* _Texte cité_:
%%

Informer sans travestir ni déformer, c'est notre combat !
8 Janvier 2017
-19- Quels genres de sujets, abordez-vous avec vos interlocuteurs canadiens, de tous bords, en adéquation avec vos ambitions politiques futures ?
T.M.N-Il y a beaucoup d'enjeux qui retiennent mon attention. L'éducation, la santé, la corruption et la condition féminine me motivent principalement à m'engager plus sérieusement. Je discute aussi évidement de l'accès à l'eau potable, du coût de la vie et de l'insécurité. Je suis agréablement surpris de voir que les gens politiques et d'affaires sont ouverts et disposés à t'écouter.
20-Les Canadiens vous prennent-ils aux sérieux lorsque vous leur parlez du Tchad et de ce que vous envisagez de faire dans l’avenir en tant qu’acteur politique ?
T.M.N- Ils sont curieux et sont disposés à m'écouter et m'aider au besoin.
21-Vivez-vous en parfaite harmonie avec les compatriotes tchadiens de Canada en général et ceux de Montréal en particulier, sans distinction aucune? Que faites-vous d’ailleurs concrètement, pour la communauté tchadienne de Montréal, vous qui voudriez apporter une plus-value dans le paysage politique du Tchad ?

%%

* _Consigne 1_: Dans l'entretien ci-dessus, relevez tous les enjeux que T.M.N cite dans sa réponse à la question 19.
* _Consigne 2_: Recopiez tel quel le passage de l'entretien qui s'ouvre sur les mots contenant « 8 Janvier 2017 » et se termine par « politiques futures ? ».

[Données recueillies]
%%

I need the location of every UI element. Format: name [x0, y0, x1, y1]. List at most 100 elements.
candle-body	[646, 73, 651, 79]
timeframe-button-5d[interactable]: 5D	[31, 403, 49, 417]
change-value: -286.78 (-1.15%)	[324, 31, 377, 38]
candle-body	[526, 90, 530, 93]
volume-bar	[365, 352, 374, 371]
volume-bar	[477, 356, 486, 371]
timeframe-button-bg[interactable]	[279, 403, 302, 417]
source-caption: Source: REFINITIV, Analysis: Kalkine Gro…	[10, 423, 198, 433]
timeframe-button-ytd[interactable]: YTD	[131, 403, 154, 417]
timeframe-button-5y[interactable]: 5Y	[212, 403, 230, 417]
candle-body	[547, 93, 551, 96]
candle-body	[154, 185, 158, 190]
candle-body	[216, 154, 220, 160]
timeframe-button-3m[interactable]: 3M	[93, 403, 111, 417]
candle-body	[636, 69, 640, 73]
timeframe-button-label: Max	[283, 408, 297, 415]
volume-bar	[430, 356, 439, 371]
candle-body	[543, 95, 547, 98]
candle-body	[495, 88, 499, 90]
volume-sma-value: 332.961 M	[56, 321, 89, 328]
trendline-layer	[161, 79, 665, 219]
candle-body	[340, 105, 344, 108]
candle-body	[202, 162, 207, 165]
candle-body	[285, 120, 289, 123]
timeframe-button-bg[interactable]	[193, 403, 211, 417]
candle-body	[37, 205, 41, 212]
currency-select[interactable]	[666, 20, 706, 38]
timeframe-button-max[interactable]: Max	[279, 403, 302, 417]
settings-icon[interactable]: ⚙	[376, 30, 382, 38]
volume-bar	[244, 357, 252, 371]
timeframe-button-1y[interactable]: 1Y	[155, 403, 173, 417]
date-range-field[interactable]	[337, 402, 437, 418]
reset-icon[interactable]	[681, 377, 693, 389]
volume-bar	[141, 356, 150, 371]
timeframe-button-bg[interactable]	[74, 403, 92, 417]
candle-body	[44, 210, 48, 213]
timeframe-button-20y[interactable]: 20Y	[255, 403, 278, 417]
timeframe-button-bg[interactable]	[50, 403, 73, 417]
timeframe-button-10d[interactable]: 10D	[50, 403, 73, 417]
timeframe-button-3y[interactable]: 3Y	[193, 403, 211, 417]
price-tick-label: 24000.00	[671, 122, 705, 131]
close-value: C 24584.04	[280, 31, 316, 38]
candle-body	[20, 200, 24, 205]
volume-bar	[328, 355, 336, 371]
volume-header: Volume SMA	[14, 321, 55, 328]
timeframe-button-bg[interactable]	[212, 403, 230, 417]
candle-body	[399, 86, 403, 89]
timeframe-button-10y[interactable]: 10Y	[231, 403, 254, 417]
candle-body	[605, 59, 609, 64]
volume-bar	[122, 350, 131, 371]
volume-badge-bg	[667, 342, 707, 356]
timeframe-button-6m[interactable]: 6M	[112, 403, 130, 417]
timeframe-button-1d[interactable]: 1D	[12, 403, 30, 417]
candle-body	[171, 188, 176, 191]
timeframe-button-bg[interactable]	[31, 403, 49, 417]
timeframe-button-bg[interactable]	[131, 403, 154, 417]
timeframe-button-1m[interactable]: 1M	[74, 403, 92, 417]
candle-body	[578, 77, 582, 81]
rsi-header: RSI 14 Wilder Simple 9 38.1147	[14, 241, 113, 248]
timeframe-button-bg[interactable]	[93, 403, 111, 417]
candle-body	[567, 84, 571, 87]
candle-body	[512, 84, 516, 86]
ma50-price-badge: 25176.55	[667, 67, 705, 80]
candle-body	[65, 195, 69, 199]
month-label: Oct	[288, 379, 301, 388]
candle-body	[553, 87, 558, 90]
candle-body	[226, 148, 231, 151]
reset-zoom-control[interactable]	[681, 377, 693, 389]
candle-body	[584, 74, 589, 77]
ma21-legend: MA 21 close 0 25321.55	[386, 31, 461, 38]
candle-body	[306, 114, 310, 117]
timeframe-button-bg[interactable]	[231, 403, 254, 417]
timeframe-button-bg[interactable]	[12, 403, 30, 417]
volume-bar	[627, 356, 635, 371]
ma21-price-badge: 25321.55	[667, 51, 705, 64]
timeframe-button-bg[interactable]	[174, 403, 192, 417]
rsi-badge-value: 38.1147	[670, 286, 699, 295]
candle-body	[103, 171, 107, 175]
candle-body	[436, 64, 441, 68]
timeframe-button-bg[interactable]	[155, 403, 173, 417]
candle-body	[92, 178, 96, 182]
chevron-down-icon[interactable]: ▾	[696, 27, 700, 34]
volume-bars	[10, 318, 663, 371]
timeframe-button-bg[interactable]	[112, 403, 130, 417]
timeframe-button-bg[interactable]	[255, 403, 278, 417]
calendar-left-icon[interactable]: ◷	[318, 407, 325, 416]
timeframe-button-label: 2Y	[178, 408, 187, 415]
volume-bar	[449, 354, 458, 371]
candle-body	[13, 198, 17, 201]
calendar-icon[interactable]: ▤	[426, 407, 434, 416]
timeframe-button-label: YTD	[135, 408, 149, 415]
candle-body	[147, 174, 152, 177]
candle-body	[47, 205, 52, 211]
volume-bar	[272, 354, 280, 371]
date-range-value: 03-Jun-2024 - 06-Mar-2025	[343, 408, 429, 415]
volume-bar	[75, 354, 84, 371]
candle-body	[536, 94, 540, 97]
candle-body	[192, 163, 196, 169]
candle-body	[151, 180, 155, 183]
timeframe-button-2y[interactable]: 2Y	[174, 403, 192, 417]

%%

* _Réponse 1_:
- l'éducation
- la santé
- la corruption
- la condition féminine
- l'accès à l'eau potable
- le coût de la vie
- l'insécurité

* _Réponse 2_:
8 Janvier 2017
-19- Quels genres de sujets, abordez-vous avec vos interlocuteurs canadiens, de tous bords, en adéquation avec vos ambitions politiques futures ?